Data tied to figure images
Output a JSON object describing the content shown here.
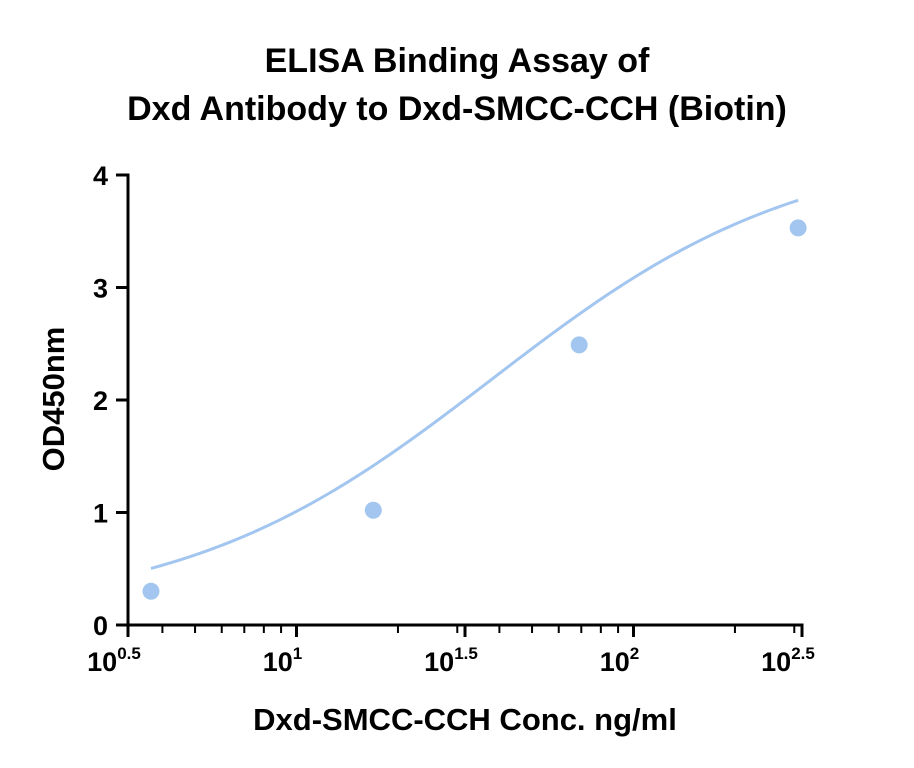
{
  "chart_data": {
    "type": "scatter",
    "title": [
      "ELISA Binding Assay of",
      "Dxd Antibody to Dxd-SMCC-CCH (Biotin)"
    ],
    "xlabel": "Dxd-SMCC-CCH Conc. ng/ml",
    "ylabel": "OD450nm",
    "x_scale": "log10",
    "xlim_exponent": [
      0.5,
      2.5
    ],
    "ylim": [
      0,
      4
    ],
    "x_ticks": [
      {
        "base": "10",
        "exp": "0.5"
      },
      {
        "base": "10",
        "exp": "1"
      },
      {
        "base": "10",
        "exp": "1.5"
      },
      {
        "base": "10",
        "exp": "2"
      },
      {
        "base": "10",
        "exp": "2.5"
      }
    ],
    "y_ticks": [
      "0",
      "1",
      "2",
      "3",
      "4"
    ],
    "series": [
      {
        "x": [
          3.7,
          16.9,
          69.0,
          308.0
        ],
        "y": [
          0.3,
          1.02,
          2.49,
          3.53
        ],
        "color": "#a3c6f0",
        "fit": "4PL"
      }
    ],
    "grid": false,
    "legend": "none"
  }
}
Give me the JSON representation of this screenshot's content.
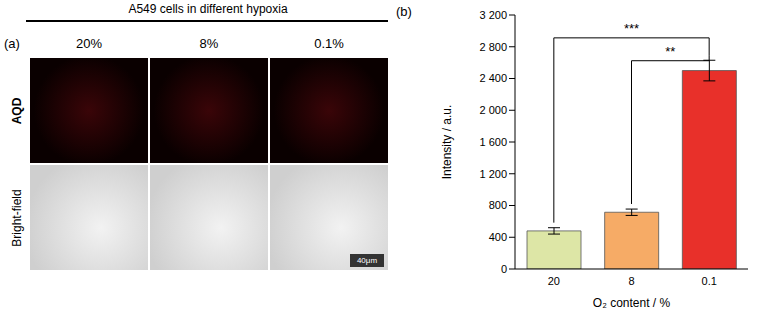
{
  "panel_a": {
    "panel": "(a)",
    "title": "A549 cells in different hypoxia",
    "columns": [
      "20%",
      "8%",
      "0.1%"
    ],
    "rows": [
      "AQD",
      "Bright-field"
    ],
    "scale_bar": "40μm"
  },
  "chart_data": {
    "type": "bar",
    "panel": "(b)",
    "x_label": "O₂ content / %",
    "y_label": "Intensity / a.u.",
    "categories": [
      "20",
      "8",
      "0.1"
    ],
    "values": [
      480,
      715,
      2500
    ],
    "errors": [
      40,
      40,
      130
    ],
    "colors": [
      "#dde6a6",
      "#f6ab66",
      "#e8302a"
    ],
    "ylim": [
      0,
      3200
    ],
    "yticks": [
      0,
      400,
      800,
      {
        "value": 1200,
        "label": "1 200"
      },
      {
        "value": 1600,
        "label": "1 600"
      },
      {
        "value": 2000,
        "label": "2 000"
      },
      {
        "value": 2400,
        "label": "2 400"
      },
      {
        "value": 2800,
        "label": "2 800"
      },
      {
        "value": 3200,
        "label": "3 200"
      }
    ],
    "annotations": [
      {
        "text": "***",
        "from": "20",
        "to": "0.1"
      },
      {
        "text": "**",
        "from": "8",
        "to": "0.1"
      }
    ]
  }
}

EXERCISE REQUIREMENTS: Using the entries above, return each line that includes the word "JSON".

ANSWER TO THIS EXERCISE:
Output a JSON object describing the content shown here.
Give me the JSON representation of this screenshot's content.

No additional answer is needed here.